"""

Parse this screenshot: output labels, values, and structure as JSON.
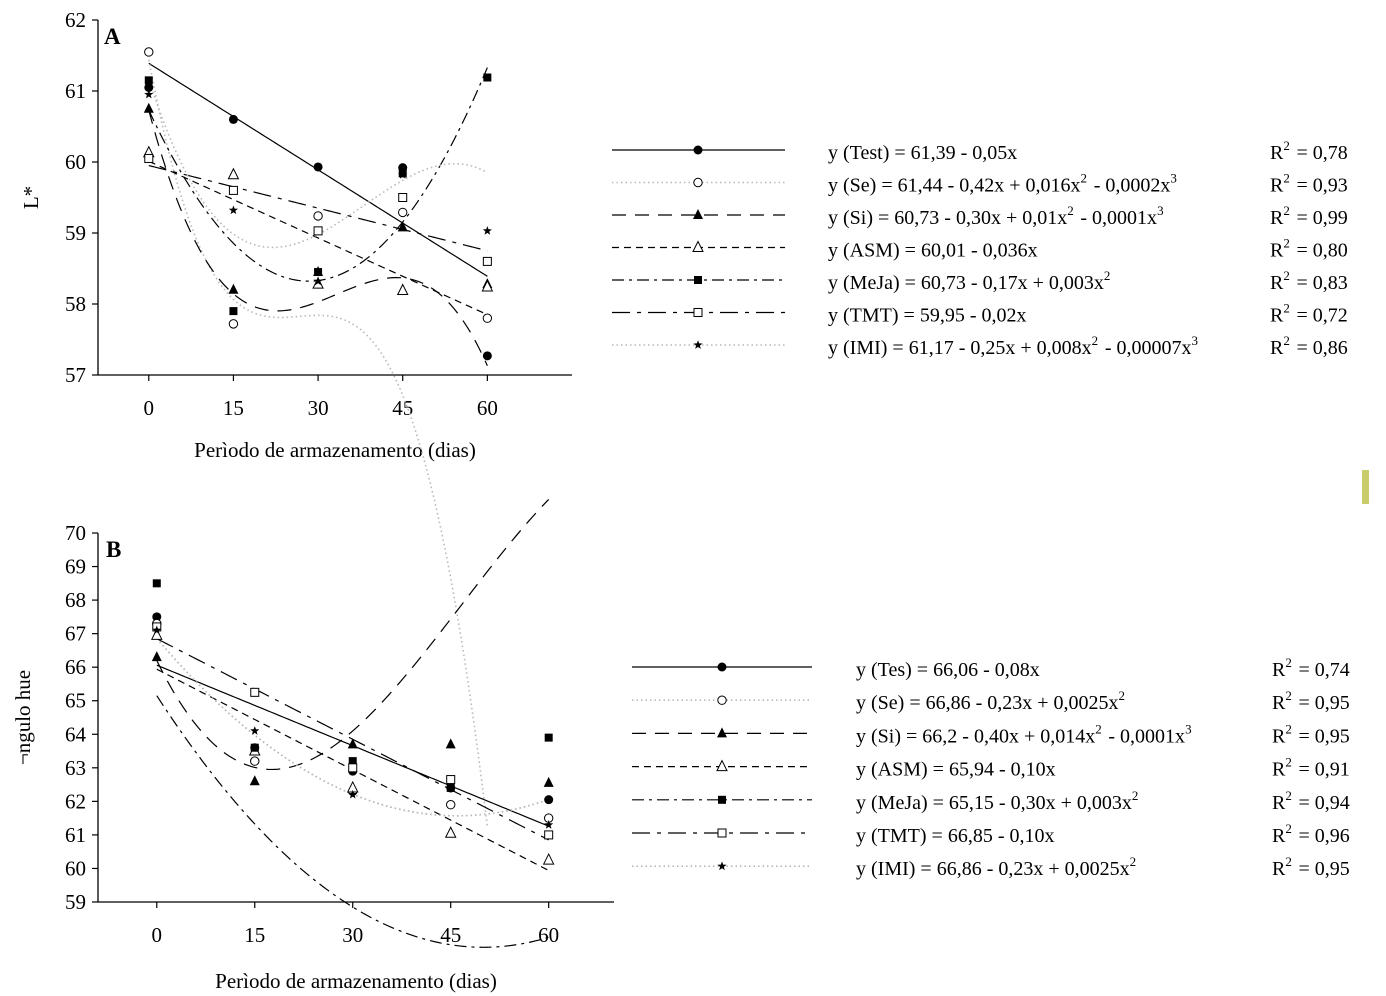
{
  "chart_data": [
    {
      "type": "scatter",
      "panel_label": "A",
      "title": "",
      "xlabel": "Perìodo de armazenamento (dias)",
      "ylabel": "L*",
      "x": [
        0,
        15,
        30,
        45,
        60
      ],
      "xticks": [
        "0",
        "15",
        "30",
        "45",
        "60"
      ],
      "yticks": [
        "57",
        "58",
        "59",
        "60",
        "61",
        "62"
      ],
      "xlim": [
        -9,
        75
      ],
      "ylim": [
        57,
        62
      ],
      "legend_position": "right",
      "series": [
        {
          "key": "test",
          "marker": "circle-filled",
          "line": "solid",
          "fit": [
            61.39,
            -0.05
          ],
          "values": [
            61.05,
            60.6,
            59.93,
            59.92,
            57.27
          ],
          "equation": "y (Test) = 61,39 - 0,05x",
          "r2": "R² = 0,78"
        },
        {
          "key": "se",
          "marker": "circle-open",
          "line": "dotted",
          "fit": [
            61.44,
            -0.42,
            0.016,
            -0.0002
          ],
          "values": [
            61.55,
            57.72,
            59.24,
            59.29,
            57.8
          ],
          "equation": "y (Se) = 61,44 - 0,42x + 0,016x² - 0,0002x³",
          "r2": "R² = 0,93"
        },
        {
          "key": "si",
          "marker": "triangle-filled",
          "line": "long-dash",
          "fit": [
            60.73,
            -0.3,
            0.01,
            -0.0001
          ],
          "values": [
            60.75,
            58.2,
            58.45,
            59.08,
            58.28
          ],
          "equation": "y (Si) =  60,73 - 0,30x + 0,01x² - 0,0001x³",
          "r2": "R² = 0,99"
        },
        {
          "key": "asm",
          "marker": "triangle-open",
          "line": "short-dash",
          "fit": [
            60.01,
            -0.036
          ],
          "values": [
            60.13,
            59.82,
            58.28,
            58.19,
            58.24
          ],
          "equation": "y (ASM) = 60,01 - 0,036x",
          "r2": "R² = 0,80"
        },
        {
          "key": "meja",
          "marker": "square-filled",
          "line": "dash-dot",
          "fit": [
            60.73,
            -0.17,
            0.003
          ],
          "values": [
            61.15,
            57.9,
            58.45,
            59.84,
            61.19
          ],
          "equation": "y (MeJa) = 60,73 - 0,17x + 0,003x²",
          "r2": "R² = 0,83"
        },
        {
          "key": "tmt",
          "marker": "square-open",
          "line": "long-dash-dot",
          "fit": [
            59.95,
            -0.02
          ],
          "values": [
            60.05,
            59.6,
            59.03,
            59.5,
            58.6
          ],
          "equation": "y (TMT) = 59,95 - 0,02x",
          "r2": "R² = 0,72"
        },
        {
          "key": "imi",
          "marker": "star",
          "line": "dotted",
          "fit": [
            61.17,
            -0.25,
            0.008,
            -7e-05
          ],
          "values": [
            60.95,
            59.32,
            58.32,
            59.82,
            59.03
          ],
          "equation": "y (IMI) = 61,17 - 0,25x + 0,008x² - 0,00007x³",
          "r2": "R² = 0,86"
        }
      ]
    },
    {
      "type": "scatter",
      "panel_label": "B",
      "title": "",
      "xlabel": "Perìodo de armazenamento (dias)",
      "ylabel": "¬ngulo hue",
      "x": [
        0,
        15,
        30,
        45,
        60
      ],
      "xticks": [
        "0",
        "15",
        "30",
        "45",
        "60"
      ],
      "yticks": [
        "59",
        "60",
        "61",
        "62",
        "63",
        "64",
        "65",
        "66",
        "67",
        "68",
        "69",
        "70"
      ],
      "xlim": [
        -9,
        70
      ],
      "ylim": [
        59,
        70
      ],
      "legend_position": "right",
      "series": [
        {
          "key": "tes",
          "marker": "circle-filled",
          "line": "solid",
          "fit": [
            66.06,
            -0.08
          ],
          "values": [
            67.5,
            63.6,
            62.9,
            62.4,
            62.05
          ],
          "equation": "y (Tes) = 66,06 - 0,08x",
          "r2": "R² = 0,74"
        },
        {
          "key": "se",
          "marker": "circle-open",
          "line": "dotted",
          "fit": [
            66.86,
            -0.23,
            0.0025
          ],
          "values": [
            67.3,
            63.2,
            62.3,
            61.9,
            61.5
          ],
          "equation": "y (Se) = 66,86 - 0,23x + 0,0025x²",
          "r2": "R² = 0,95"
        },
        {
          "key": "si",
          "marker": "triangle-filled",
          "line": "long-dash",
          "fit": [
            66.2,
            -0.4,
            0.014,
            -0.0001
          ],
          "values": [
            66.3,
            62.6,
            63.7,
            63.7,
            62.55
          ],
          "equation": "y (Si) = 66,2 - 0,40x + 0,014x² - 0,0001x³",
          "r2": "R² = 0,95"
        },
        {
          "key": "asm",
          "marker": "triangle-open",
          "line": "short-dash",
          "fit": [
            65.94,
            -0.1
          ],
          "values": [
            66.95,
            63.5,
            62.4,
            61.05,
            60.25
          ],
          "equation": "y (ASM) = 65,94 - 0,10x",
          "r2": "R² = 0,91"
        },
        {
          "key": "meja",
          "marker": "square-filled",
          "line": "dash-dot",
          "fit": [
            65.15,
            -0.3,
            0.003
          ],
          "values": [
            68.5,
            63.6,
            63.2,
            62.4,
            63.9
          ],
          "equation": "y (MeJa) = 65,15 - 0,30x + 0,003x²",
          "r2": "R² = 0,94"
        },
        {
          "key": "tmt",
          "marker": "square-open",
          "line": "long-dash-dot",
          "fit": [
            66.85,
            -0.1
          ],
          "values": [
            67.2,
            65.25,
            63.0,
            62.65,
            61.0
          ],
          "equation": "y (TMT) = 66,85 - 0,10x",
          "r2": "R² = 0,96"
        },
        {
          "key": "imi",
          "marker": "star",
          "line": "dotted",
          "fit": [
            66.86,
            -0.23,
            0.0025
          ],
          "values": [
            67.1,
            64.1,
            62.2,
            62.4,
            61.3
          ],
          "equation": "y (IMI) = 66,86 - 0,23x + 0,0025x²",
          "r2": "R² = 0,95"
        }
      ]
    }
  ]
}
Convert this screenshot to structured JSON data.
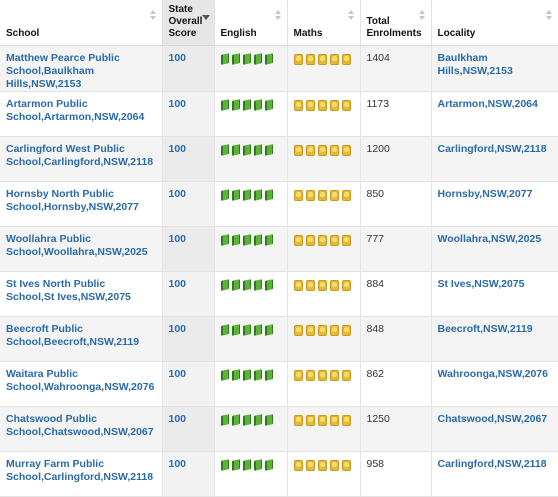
{
  "table": {
    "headers": {
      "school": "School",
      "score": "State Overall Score",
      "english": "English",
      "maths": "Maths",
      "enrolments": "Total Enrolments",
      "locality": "Locality"
    },
    "english_icon": "book-icon",
    "maths_icon": "abacus-icon",
    "english_rating": 5,
    "maths_rating": 5,
    "rows": [
      {
        "school": "Matthew Pearce Public School,Baulkham Hills,NSW,2153",
        "score": "100",
        "enrolments": "1404",
        "locality": "Baulkham Hills,NSW,2153"
      },
      {
        "school": "Artarmon Public School,Artarmon,NSW,2064",
        "score": "100",
        "enrolments": "1173",
        "locality": "Artarmon,NSW,2064"
      },
      {
        "school": "Carlingford West Public School,Carlingford,NSW,2118",
        "score": "100",
        "enrolments": "1200",
        "locality": "Carlingford,NSW,2118"
      },
      {
        "school": "Hornsby North Public School,Hornsby,NSW,2077",
        "score": "100",
        "enrolments": "850",
        "locality": "Hornsby,NSW,2077"
      },
      {
        "school": "Woollahra Public School,Woollahra,NSW,2025",
        "score": "100",
        "enrolments": "777",
        "locality": "Woollahra,NSW,2025"
      },
      {
        "school": "St Ives North Public School,St Ives,NSW,2075",
        "score": "100",
        "enrolments": "884",
        "locality": "St Ives,NSW,2075"
      },
      {
        "school": "Beecroft Public School,Beecroft,NSW,2119",
        "score": "100",
        "enrolments": "848",
        "locality": "Beecroft,NSW,2119"
      },
      {
        "school": "Waitara Public School,Wahroonga,NSW,2076",
        "score": "100",
        "enrolments": "862",
        "locality": "Wahroonga,NSW,2076"
      },
      {
        "school": "Chatswood Public School,Chatswood,NSW,2067",
        "score": "100",
        "enrolments": "1250",
        "locality": "Chatswood,NSW,2067"
      },
      {
        "school": "Murray Farm Public School,Carlingford,NSW,2118",
        "score": "100",
        "enrolments": "958",
        "locality": "Carlingford,NSW,2118"
      }
    ]
  }
}
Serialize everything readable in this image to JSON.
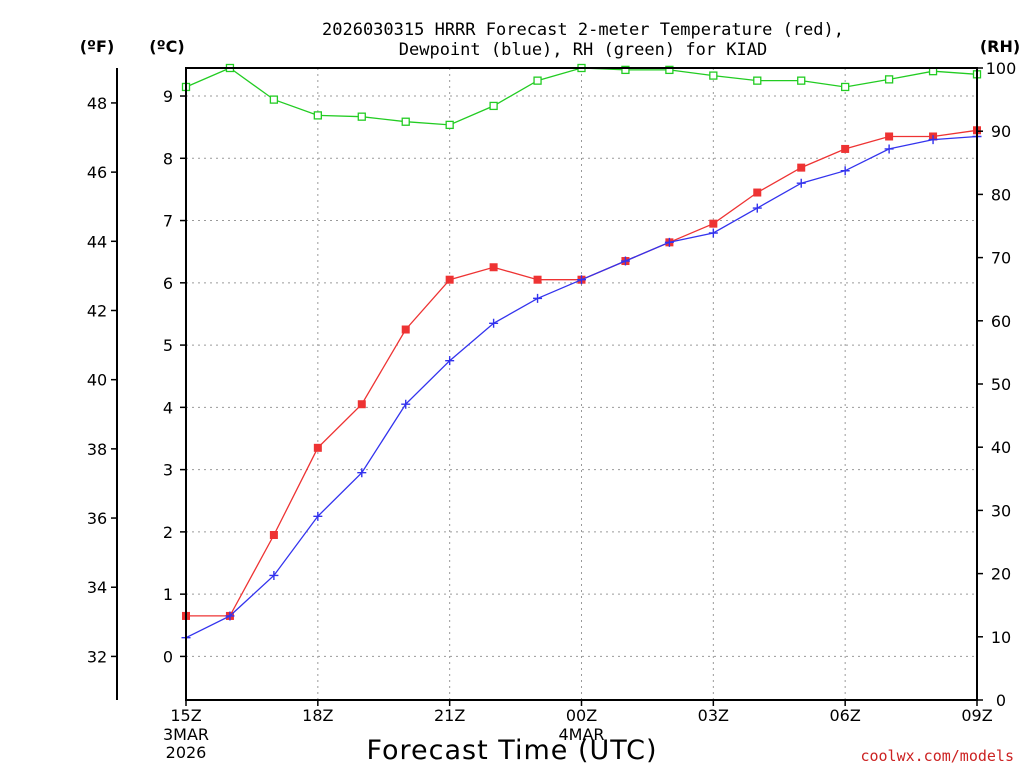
{
  "chart_data": {
    "type": "line",
    "title": "2026030315 HRRR Forecast 2-meter Temperature (red),",
    "subtitle": "Dewpoint (blue), RH (green) for KIAD",
    "xlabel": "Forecast Time (UTC)",
    "credit": "coolwx.com/models",
    "units": {
      "left_outer": "(ºF)",
      "left_inner": "(ºC)",
      "right": "(RH)"
    },
    "hours": [
      15,
      16,
      17,
      18,
      19,
      20,
      21,
      22,
      23,
      24,
      25,
      26,
      27,
      28,
      29,
      30,
      31,
      32,
      33
    ],
    "xlim": [
      15,
      33
    ],
    "x_ticks": [
      {
        "hour": 15,
        "label": "15Z",
        "sub": [
          "3MAR",
          "2026"
        ]
      },
      {
        "hour": 18,
        "label": "18Z",
        "sub": []
      },
      {
        "hour": 21,
        "label": "21Z",
        "sub": []
      },
      {
        "hour": 24,
        "label": "00Z",
        "sub": [
          "4MAR"
        ]
      },
      {
        "hour": 27,
        "label": "03Z",
        "sub": []
      },
      {
        "hour": 30,
        "label": "06Z",
        "sub": []
      },
      {
        "hour": 33,
        "label": "09Z",
        "sub": []
      }
    ],
    "ylim_c": [
      -0.7,
      9.45
    ],
    "ylim_rh": [
      0,
      100
    ],
    "c_ticks": [
      "0",
      "1",
      "2",
      "3",
      "4",
      "5",
      "6",
      "7",
      "8",
      "9"
    ],
    "f_ticks": [
      "32",
      "34",
      "36",
      "38",
      "40",
      "42",
      "44",
      "46",
      "48"
    ],
    "rh_ticks": [
      "0",
      "10",
      "20",
      "30",
      "40",
      "50",
      "60",
      "70",
      "80",
      "90",
      "100"
    ],
    "series": [
      {
        "name": "Temperature",
        "color": "#ee3333",
        "marker": "square",
        "values": [
          0.65,
          0.65,
          1.95,
          3.35,
          4.05,
          5.25,
          6.05,
          6.25,
          6.05,
          6.05,
          6.35,
          6.65,
          6.95,
          7.45,
          7.85,
          8.15,
          8.35,
          8.35,
          8.45
        ]
      },
      {
        "name": "Dewpoint",
        "color": "#3333ee",
        "marker": "plus",
        "values": [
          0.3,
          0.65,
          1.3,
          2.25,
          2.95,
          4.05,
          4.75,
          5.35,
          5.75,
          6.05,
          6.35,
          6.65,
          6.8,
          7.2,
          7.6,
          7.8,
          8.15,
          8.3,
          8.35
        ]
      },
      {
        "name": "RH",
        "color": "#22cc22",
        "marker": "open-square",
        "values": [
          97,
          100,
          95,
          92.5,
          92.3,
          91.5,
          91,
          94,
          98,
          100,
          99.7,
          99.7,
          98.8,
          98,
          98,
          97,
          98.2,
          99.5,
          99
        ]
      }
    ]
  }
}
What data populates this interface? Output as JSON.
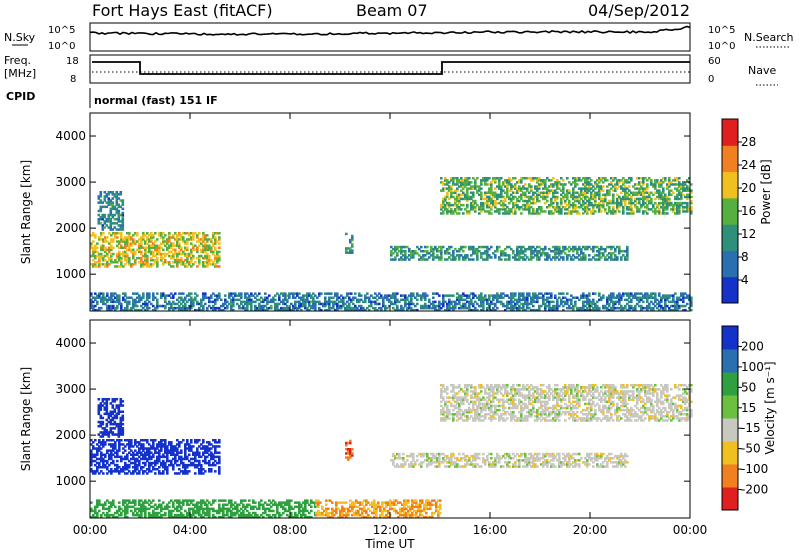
{
  "header": {
    "station": "Fort Hays East (fitACF)",
    "beam": "Beam 07",
    "date": "04/Sep/2012"
  },
  "noise_panel": {
    "left_label": "N.Sky",
    "left_ticks": [
      "10^5",
      "10^0"
    ],
    "right_ticks": [
      "10^5",
      "10^0"
    ],
    "right_label": "N.Search"
  },
  "freq_panel": {
    "left_label_line1": "Freq.",
    "left_label_line2": "[MHz]",
    "left_ticks": [
      "18",
      "8"
    ],
    "right_ticks": [
      "60",
      "0"
    ],
    "right_label": "Nave"
  },
  "cpid": {
    "label": "CPID",
    "mode": "normal (fast) 151 IF"
  },
  "colors": {
    "power_scale": [
      "#1432c8",
      "#2a6fb0",
      "#2e8f7a",
      "#55b040",
      "#f0c020",
      "#f08020",
      "#e02020"
    ],
    "velocity_scale": [
      "#1432c8",
      "#2a6fb0",
      "#2ea040",
      "#6cc040",
      "#c8c8c0",
      "#f0c020",
      "#f08020",
      "#e02020"
    ],
    "ground_scatter": "#b4b4b4"
  },
  "chart_data": [
    {
      "type": "heatmap",
      "title": "",
      "xlabel": "Time UT",
      "ylabel": "Slant Range [km]",
      "xlim": [
        "00:00",
        "24:00"
      ],
      "ylim": [
        200,
        4500
      ],
      "x_ticks": [
        "00:00",
        "04:00",
        "08:00",
        "12:00",
        "16:00",
        "20:00",
        "00:00"
      ],
      "y_ticks": [
        "1000",
        "2000",
        "3000",
        "4000"
      ],
      "colorbar": {
        "label": "Power [dB]",
        "ticks": [
          "4",
          "8",
          "12",
          "16",
          "20",
          "24",
          "28"
        ],
        "range": [
          0,
          30
        ]
      },
      "regions": [
        {
          "t_start": 0.0,
          "t_end": 5.2,
          "range_lo": 1150,
          "range_hi": 1900,
          "value": 18
        },
        {
          "t_start": 0.3,
          "t_end": 1.3,
          "range_lo": 1950,
          "range_hi": 2800,
          "value": 9
        },
        {
          "t_start": 10.2,
          "t_end": 10.5,
          "range_lo": 1450,
          "range_hi": 1900,
          "value": 10
        },
        {
          "t_start": 12.0,
          "t_end": 21.5,
          "range_lo": 1300,
          "range_hi": 1600,
          "value": 10
        },
        {
          "t_start": 14.0,
          "t_end": 24.0,
          "range_lo": 2300,
          "range_hi": 3100,
          "value": 14
        },
        {
          "t_start": 0.0,
          "t_end": 24.0,
          "range_lo": 200,
          "range_hi": 600,
          "value": 8
        }
      ]
    },
    {
      "type": "heatmap",
      "title": "",
      "xlabel": "Time UT",
      "ylabel": "Slant Range [km]",
      "xlim": [
        "00:00",
        "24:00"
      ],
      "ylim": [
        200,
        4500
      ],
      "x_ticks": [
        "00:00",
        "04:00",
        "08:00",
        "12:00",
        "16:00",
        "20:00",
        "00:00"
      ],
      "y_ticks": [
        "1000",
        "2000",
        "3000",
        "4000"
      ],
      "colorbar": {
        "label": "Velocity [m s⁻¹]",
        "ticks": [
          "200",
          "100",
          "50",
          "15",
          "-15",
          "-50",
          "-100",
          "-200"
        ],
        "range": [
          -250,
          250
        ]
      },
      "regions": [
        {
          "t_start": 0.0,
          "t_end": 5.2,
          "range_lo": 1150,
          "range_hi": 1900,
          "value": 200
        },
        {
          "t_start": 0.3,
          "t_end": 1.3,
          "range_lo": 1950,
          "range_hi": 2800,
          "value": 200
        },
        {
          "t_start": 10.2,
          "t_end": 10.5,
          "range_lo": 1450,
          "range_hi": 1900,
          "value": -100
        },
        {
          "t_start": 12.0,
          "t_end": 21.5,
          "range_lo": 1300,
          "range_hi": 1600,
          "value": 0
        },
        {
          "t_start": 14.0,
          "t_end": 24.0,
          "range_lo": 2300,
          "range_hi": 3100,
          "value": 0
        },
        {
          "t_start": 0.0,
          "t_end": 9.0,
          "range_lo": 200,
          "range_hi": 600,
          "value": 50
        },
        {
          "t_start": 9.0,
          "t_end": 14.0,
          "range_lo": 200,
          "range_hi": 600,
          "value": -50
        }
      ]
    }
  ]
}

"""

Written exercise
Search the lines for "Artarmon". Copy each line that has it.

Output for this exercise
        "school": "Artarmon Public School,Artarmon,NSW,2064",
        "locality": "Artarmon,NSW,2064"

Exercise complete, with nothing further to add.